| Exercise |
Give only the number of lines below that contain the word "multicellular".

(Records excerpted from a collection)
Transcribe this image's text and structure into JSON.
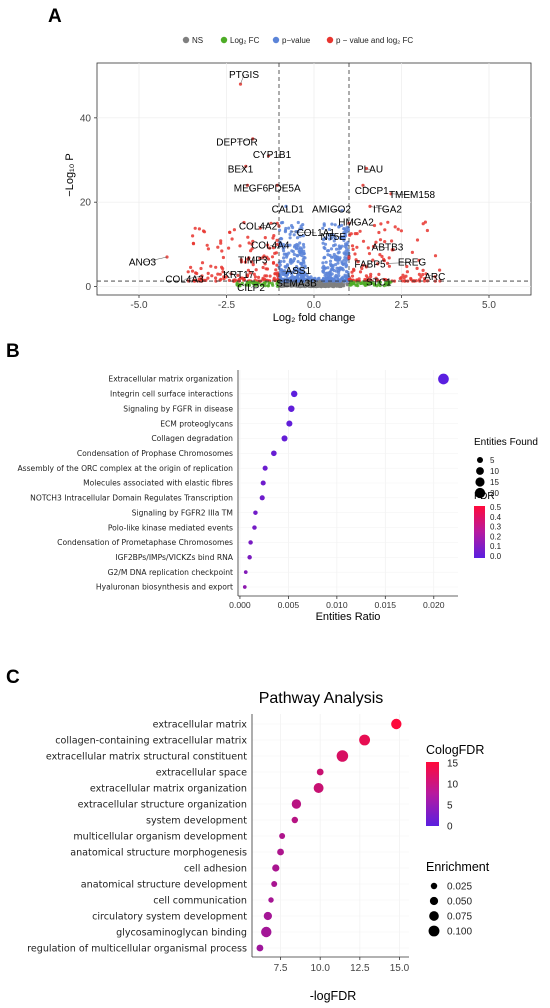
{
  "panels": {
    "a": "A",
    "b": "B",
    "c": "C"
  },
  "chart_data": [
    {
      "type": "scatter",
      "panel": "A",
      "title": "",
      "legend": {
        "position": "top",
        "entries": [
          {
            "label": "NS",
            "color": "#7f7f7f"
          },
          {
            "label": "Log₂ FC",
            "color": "#4dac26"
          },
          {
            "label": "p−value",
            "color": "#5b84d8"
          },
          {
            "label": "p − value and log₂ FC",
            "color": "#e8352f"
          }
        ]
      },
      "xlabel": "Log₂ fold change",
      "ylabel": "−Log₁₀ P",
      "xlim": [
        -6.2,
        6.2
      ],
      "ylim": [
        -2,
        53
      ],
      "xticks": [
        -5,
        -2.5,
        0,
        2.5,
        5
      ],
      "xtick_labels": [
        "-5.0",
        "-2.5",
        "0.0",
        "2.5",
        "5.0"
      ],
      "yticks": [
        0,
        20,
        40
      ],
      "ytick_labels": [
        "0",
        "20",
        "40"
      ],
      "cutoffs": {
        "log2fc": [
          -1,
          1
        ],
        "neglog10p": 1.3
      },
      "labeled_points": [
        {
          "gene": "PTGIS",
          "x": -2.1,
          "y": 48,
          "lx": -2.0,
          "ly": 49.5
        },
        {
          "gene": "DEPTOR",
          "x": -1.75,
          "y": 35,
          "lx": -2.2,
          "ly": 33.5
        },
        {
          "gene": "CYP1B1",
          "x": -1.3,
          "y": 31,
          "lx": -1.2,
          "ly": 30.5
        },
        {
          "gene": "BEX1",
          "x": -1.95,
          "y": 28.5,
          "lx": -2.1,
          "ly": 27
        },
        {
          "gene": "MEGF6",
          "x": -1.9,
          "y": 24,
          "lx": -1.8,
          "ly": 22.5
        },
        {
          "gene": "PDE5A",
          "x": -1.05,
          "y": 24,
          "lx": -0.85,
          "ly": 22.5
        },
        {
          "gene": "CALD1",
          "x": -0.8,
          "y": 19,
          "lx": -0.75,
          "ly": 17.5
        },
        {
          "gene": "COL4A2",
          "x": -1.05,
          "y": 15,
          "lx": -1.6,
          "ly": 13.5
        },
        {
          "gene": "COL1A1",
          "x": -0.65,
          "y": 13,
          "lx": 0.05,
          "ly": 12
        },
        {
          "gene": "COL4A4",
          "x": -1.05,
          "y": 10,
          "lx": -1.25,
          "ly": 9
        },
        {
          "gene": "TIMP3",
          "x": -1.3,
          "y": 6.5,
          "lx": -1.75,
          "ly": 5.5
        },
        {
          "gene": "KRT17",
          "x": -2.6,
          "y": 3.5,
          "lx": -2.15,
          "ly": 2
        },
        {
          "gene": "ASS1",
          "x": -0.9,
          "y": 3.5,
          "lx": -0.45,
          "ly": 3
        },
        {
          "gene": "SEMA3B",
          "x": -0.7,
          "y": 1.5,
          "lx": -0.5,
          "ly": 0
        },
        {
          "gene": "CILP2",
          "x": -1.6,
          "y": 0.8,
          "lx": -1.8,
          "ly": -1
        },
        {
          "gene": "ANO3",
          "x": -4.2,
          "y": 7,
          "lx": -4.9,
          "ly": 5
        },
        {
          "gene": "COL4A3",
          "x": -3.2,
          "y": 2.5,
          "lx": -3.7,
          "ly": 1
        },
        {
          "gene": "PLAU",
          "x": 1.5,
          "y": 28,
          "lx": 1.6,
          "ly": 27
        },
        {
          "gene": "CDCP1",
          "x": 1.4,
          "y": 24,
          "lx": 1.65,
          "ly": 22
        },
        {
          "gene": "TMEM158",
          "x": 2.2,
          "y": 22,
          "lx": 2.8,
          "ly": 21
        },
        {
          "gene": "AMIGO2",
          "x": 0.8,
          "y": 18,
          "lx": 0.5,
          "ly": 17.5
        },
        {
          "gene": "ITGA2",
          "x": 1.6,
          "y": 19,
          "lx": 2.1,
          "ly": 17.5
        },
        {
          "gene": "HMGA2",
          "x": 1.0,
          "y": 15,
          "lx": 1.2,
          "ly": 14.5
        },
        {
          "gene": "NT5E",
          "x": 0.9,
          "y": 12,
          "lx": 0.55,
          "ly": 11
        },
        {
          "gene": "ABTB3",
          "x": 1.7,
          "y": 9.5,
          "lx": 2.1,
          "ly": 8.5
        },
        {
          "gene": "FABP5",
          "x": 1.4,
          "y": 5,
          "lx": 1.6,
          "ly": 4.5
        },
        {
          "gene": "EREG",
          "x": 2.1,
          "y": 5.5,
          "lx": 2.8,
          "ly": 5
        },
        {
          "gene": "STC1",
          "x": 1.5,
          "y": 1.5,
          "lx": 1.85,
          "ly": 0.3
        },
        {
          "gene": "ARC",
          "x": 3.2,
          "y": 3,
          "lx": 3.45,
          "ly": 1.5
        }
      ]
    },
    {
      "type": "scatter",
      "panel": "B",
      "title": "",
      "xlabel": "Entities Ratio",
      "ylabel": "",
      "xlim": [
        -0.0002,
        0.0225
      ],
      "xticks": [
        0.0,
        0.005,
        0.01,
        0.015,
        0.02
      ],
      "xtick_labels": [
        "0.000",
        "0.005",
        "0.010",
        "0.015",
        "0.020"
      ],
      "size_legend": {
        "title": "Entities Found",
        "values": [
          "5",
          "10",
          "15",
          "20"
        ]
      },
      "color_legend": {
        "title": "FDR",
        "values": [
          "0.5",
          "0.4",
          "0.3",
          "0.2",
          "0.1",
          "0.0"
        ],
        "range": [
          0,
          0.5
        ],
        "low_color": "#5a1fe0",
        "high_color": "#ff0a3a"
      },
      "categories": [
        "Extracellular matrix organization",
        "Integrin cell surface interactions",
        "Signaling by FGFR in disease",
        "ECM proteoglycans",
        "Collagen degradation",
        "Condensation of Prophase Chromosomes",
        "Assembly of the ORC complex at the origin of replication",
        "Molecules associated with elastic fibres",
        "NOTCH3 Intracellular Domain Regulates Transcription",
        "Signaling by FGFR2 IIIa TM",
        "Polo-like kinase mediated events",
        "Condensation of Prometaphase Chromosomes",
        "IGF2BPs/IMPs/VICKZs bind RNA",
        "G2/M DNA replication checkpoint",
        "Hyaluronan biosynthesis and export"
      ],
      "x": [
        0.021,
        0.0056,
        0.0053,
        0.0051,
        0.0046,
        0.0035,
        0.0026,
        0.0024,
        0.0023,
        0.0016,
        0.0015,
        0.0011,
        0.001,
        0.0006,
        0.0005
      ],
      "entities_found": [
        22,
        6,
        6,
        5,
        5,
        4,
        3,
        3,
        3,
        2,
        2,
        2,
        2,
        1,
        1
      ],
      "fdr": [
        0.0,
        0.01,
        0.02,
        0.02,
        0.03,
        0.04,
        0.05,
        0.06,
        0.06,
        0.07,
        0.08,
        0.09,
        0.1,
        0.12,
        0.15
      ]
    },
    {
      "type": "scatter",
      "panel": "C",
      "title": "Pathway Analysis",
      "xlabel": "-logFDR",
      "ylabel": "",
      "xlim": [
        5.7,
        15.6
      ],
      "xticks": [
        7.5,
        10.0,
        12.5,
        15.0
      ],
      "xtick_labels": [
        "7.5",
        "10.0",
        "12.5",
        "15.0"
      ],
      "color_legend": {
        "title": "CologFDR",
        "values": [
          "15",
          "10",
          "5",
          "0"
        ],
        "range": [
          0,
          15
        ],
        "low_color": "#5a1fe0",
        "high_color": "#ff0a3a"
      },
      "size_legend": {
        "title": "Enrichment",
        "values": [
          "0.025",
          "0.050",
          "0.075",
          "0.100"
        ]
      },
      "categories": [
        "extracellular matrix",
        "collagen-containing extracellular matrix",
        "extracellular matrix structural constituent",
        "extracellular space",
        "extracellular matrix organization",
        "extracellular structure organization",
        "system development",
        "multicellular organism development",
        "anatomical structure morphogenesis",
        "cell adhesion",
        "anatomical structure development",
        "cell communication",
        "circulatory system development",
        "glycosaminoglycan binding",
        "regulation of multicellular organismal process"
      ],
      "x": [
        14.8,
        12.8,
        11.4,
        10.0,
        9.9,
        8.5,
        8.4,
        7.6,
        7.5,
        7.2,
        7.1,
        6.9,
        6.7,
        6.6,
        6.2
      ],
      "enrichment": [
        0.09,
        0.1,
        0.115,
        0.03,
        0.08,
        0.07,
        0.025,
        0.02,
        0.03,
        0.035,
        0.02,
        0.015,
        0.05,
        0.09,
        0.03
      ],
      "cologfdr": [
        14.8,
        12.8,
        11.4,
        10.0,
        9.9,
        8.5,
        8.4,
        7.6,
        7.5,
        7.2,
        7.1,
        6.9,
        6.7,
        6.6,
        6.2
      ]
    }
  ]
}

| Result of this exercise |
2